» **Directions**:
Search the entries below. Return every line that has "Distribution" in it.

╔══

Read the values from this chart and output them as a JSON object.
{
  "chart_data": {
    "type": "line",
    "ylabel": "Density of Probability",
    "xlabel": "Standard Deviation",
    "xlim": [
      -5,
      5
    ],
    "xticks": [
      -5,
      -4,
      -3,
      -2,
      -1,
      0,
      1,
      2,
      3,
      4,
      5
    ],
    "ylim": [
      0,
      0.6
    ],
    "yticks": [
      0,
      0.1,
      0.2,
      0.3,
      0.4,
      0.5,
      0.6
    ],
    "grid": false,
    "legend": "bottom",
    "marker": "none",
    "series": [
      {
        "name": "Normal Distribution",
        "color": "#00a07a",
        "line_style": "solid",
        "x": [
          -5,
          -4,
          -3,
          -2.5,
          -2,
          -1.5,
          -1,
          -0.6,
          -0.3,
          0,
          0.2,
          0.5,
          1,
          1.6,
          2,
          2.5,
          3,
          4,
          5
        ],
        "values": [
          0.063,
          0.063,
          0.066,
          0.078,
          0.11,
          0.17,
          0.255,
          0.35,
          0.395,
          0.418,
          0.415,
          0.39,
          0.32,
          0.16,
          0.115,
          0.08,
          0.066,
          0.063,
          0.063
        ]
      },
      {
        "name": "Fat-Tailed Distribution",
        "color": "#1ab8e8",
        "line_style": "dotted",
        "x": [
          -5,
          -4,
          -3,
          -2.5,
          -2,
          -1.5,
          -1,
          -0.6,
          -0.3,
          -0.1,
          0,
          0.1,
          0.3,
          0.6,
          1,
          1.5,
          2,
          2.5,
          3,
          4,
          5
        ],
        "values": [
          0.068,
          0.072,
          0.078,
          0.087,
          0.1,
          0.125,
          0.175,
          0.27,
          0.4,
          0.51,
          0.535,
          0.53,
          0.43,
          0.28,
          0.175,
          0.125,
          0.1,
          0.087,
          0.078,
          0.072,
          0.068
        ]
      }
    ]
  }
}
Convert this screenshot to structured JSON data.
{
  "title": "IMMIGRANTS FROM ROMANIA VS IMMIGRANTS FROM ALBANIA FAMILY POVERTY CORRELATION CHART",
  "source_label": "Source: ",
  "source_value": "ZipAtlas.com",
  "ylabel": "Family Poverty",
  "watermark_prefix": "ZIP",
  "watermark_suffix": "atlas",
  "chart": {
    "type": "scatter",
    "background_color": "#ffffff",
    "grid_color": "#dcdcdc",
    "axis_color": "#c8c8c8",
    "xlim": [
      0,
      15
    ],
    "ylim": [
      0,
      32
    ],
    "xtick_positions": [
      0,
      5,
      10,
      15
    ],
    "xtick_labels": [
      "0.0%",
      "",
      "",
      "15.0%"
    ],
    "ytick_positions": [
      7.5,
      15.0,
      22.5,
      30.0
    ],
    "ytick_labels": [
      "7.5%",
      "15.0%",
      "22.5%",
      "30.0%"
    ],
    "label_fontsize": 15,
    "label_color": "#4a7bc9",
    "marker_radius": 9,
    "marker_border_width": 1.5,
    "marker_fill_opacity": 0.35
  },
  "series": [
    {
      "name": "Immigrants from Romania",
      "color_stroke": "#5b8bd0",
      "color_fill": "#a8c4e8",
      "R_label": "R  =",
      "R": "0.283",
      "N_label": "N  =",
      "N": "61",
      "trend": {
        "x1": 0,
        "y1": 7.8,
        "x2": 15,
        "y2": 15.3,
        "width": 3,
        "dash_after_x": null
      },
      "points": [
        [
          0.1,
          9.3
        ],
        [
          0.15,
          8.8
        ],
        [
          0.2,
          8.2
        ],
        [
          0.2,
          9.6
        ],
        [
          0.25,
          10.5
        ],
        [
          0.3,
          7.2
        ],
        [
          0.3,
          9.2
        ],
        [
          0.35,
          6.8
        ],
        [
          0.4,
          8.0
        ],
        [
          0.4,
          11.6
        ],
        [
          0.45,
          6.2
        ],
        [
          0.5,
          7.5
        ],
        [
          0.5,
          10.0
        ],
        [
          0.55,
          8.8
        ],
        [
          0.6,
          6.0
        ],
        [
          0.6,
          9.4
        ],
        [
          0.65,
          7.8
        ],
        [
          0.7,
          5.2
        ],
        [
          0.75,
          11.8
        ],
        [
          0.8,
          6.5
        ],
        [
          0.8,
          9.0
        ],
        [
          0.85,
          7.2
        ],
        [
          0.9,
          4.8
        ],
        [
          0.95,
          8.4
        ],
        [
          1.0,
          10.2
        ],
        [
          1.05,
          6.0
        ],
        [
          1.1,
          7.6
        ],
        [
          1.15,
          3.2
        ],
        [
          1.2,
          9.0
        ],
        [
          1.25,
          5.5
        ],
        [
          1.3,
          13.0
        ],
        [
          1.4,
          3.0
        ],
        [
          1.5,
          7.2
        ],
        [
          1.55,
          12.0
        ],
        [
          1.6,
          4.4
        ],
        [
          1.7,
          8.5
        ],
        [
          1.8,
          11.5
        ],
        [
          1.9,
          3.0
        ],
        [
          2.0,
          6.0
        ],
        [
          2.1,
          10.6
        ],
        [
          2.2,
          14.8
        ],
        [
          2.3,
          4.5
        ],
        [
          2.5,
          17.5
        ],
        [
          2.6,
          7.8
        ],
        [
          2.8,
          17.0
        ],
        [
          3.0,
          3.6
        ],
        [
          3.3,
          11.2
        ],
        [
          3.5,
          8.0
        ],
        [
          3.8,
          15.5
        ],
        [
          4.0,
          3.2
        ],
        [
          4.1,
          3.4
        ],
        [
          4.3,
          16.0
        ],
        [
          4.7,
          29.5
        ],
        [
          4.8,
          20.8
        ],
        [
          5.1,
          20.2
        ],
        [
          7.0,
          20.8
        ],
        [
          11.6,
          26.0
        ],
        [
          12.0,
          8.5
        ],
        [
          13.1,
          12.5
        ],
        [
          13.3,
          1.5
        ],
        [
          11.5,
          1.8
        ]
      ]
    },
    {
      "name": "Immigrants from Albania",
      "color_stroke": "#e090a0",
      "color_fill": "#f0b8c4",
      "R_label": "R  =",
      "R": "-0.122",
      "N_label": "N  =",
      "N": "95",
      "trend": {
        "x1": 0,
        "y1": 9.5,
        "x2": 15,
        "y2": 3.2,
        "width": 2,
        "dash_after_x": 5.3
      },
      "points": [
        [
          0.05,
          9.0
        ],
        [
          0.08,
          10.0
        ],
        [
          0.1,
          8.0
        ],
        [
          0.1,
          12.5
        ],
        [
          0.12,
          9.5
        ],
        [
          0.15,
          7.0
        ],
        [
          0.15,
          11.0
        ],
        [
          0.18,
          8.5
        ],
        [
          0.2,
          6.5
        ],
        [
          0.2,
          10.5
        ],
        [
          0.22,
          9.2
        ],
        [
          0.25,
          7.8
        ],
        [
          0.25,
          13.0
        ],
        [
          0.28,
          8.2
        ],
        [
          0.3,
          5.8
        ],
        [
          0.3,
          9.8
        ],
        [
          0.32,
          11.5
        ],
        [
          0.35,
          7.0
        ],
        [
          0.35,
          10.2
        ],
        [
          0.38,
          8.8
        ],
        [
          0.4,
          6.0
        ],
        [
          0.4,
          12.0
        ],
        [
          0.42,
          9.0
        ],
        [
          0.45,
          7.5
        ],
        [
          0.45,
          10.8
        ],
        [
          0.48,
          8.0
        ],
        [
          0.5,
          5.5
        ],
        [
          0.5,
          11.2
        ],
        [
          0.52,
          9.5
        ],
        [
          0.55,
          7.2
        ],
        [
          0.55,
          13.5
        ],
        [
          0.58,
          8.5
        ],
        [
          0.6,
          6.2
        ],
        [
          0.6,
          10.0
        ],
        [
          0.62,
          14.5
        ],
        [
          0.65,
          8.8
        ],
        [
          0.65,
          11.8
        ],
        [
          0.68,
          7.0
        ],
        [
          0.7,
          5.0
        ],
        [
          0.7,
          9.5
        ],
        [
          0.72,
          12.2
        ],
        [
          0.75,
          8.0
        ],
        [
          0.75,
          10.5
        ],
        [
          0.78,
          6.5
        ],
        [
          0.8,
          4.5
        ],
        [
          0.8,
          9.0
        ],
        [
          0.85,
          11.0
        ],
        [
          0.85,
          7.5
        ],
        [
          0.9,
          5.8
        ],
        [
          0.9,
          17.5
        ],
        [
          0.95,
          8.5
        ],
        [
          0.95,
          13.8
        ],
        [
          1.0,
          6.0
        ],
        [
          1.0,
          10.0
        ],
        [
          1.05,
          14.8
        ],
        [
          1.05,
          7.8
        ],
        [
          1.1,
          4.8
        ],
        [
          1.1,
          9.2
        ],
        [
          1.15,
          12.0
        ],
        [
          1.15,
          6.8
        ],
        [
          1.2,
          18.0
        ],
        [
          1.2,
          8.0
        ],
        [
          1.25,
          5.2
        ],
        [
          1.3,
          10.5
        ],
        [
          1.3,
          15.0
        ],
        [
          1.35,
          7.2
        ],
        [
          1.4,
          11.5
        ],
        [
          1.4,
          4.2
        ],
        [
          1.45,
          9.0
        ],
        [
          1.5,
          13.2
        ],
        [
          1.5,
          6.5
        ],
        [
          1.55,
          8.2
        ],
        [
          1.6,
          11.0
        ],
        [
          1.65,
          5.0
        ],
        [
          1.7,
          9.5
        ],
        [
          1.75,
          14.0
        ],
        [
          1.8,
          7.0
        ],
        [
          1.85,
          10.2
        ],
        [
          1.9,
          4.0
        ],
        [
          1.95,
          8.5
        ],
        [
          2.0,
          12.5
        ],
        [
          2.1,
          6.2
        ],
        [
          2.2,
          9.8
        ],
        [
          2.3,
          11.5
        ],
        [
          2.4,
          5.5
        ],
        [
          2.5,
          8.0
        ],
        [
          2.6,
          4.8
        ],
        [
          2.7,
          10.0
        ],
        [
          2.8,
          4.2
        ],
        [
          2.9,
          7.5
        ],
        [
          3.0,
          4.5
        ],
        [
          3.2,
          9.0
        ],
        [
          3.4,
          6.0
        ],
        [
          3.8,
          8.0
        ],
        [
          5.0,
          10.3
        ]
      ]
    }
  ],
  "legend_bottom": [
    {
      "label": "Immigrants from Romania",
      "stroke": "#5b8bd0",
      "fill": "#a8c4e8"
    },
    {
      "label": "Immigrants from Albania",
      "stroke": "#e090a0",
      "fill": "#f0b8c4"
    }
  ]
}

╚══

» **Exercise output**:
        "name": "Normal Distribution",
        "name": "Fat-Tailed Distribution",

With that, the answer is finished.